_Task to complete_:
Find the lines holding the word "奖金金额" and collect them.

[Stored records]
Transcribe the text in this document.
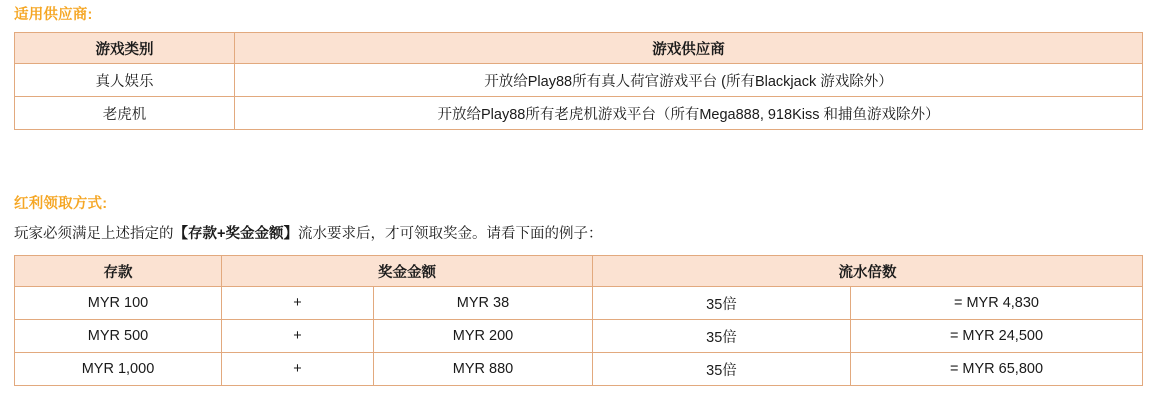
适用供应商:
游戏类别	游戏供应商
真人娱乐	开放给Play88所有真人荷官游戏平台 (所有Blackjack 游戏除外）
老虎机	开放给Play88所有老虎机游戏平台（所有Mega888, 918Kiss 和捕鱼游戏除外）
红利领取方式:
玩家必须满足上述指定的【存款+奖金金额】流水要求后，才可领取奖金。请看下面的例子：
存款	奖金金额		流水倍数	
MYR 100	+	MYR 38	35倍	= MYR 4,830
MYR 500	+	MYR 200	35倍	= MYR 24,500
MYR 1,000	+	MYR 880	35倍	= MYR 65,800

_Result of this exercise_:
玩家必须满足上述指定的【存款+奖金金额】流水要求后，才可领取奖金。请看下面的例子：
存款	奖金金额		流水倍数	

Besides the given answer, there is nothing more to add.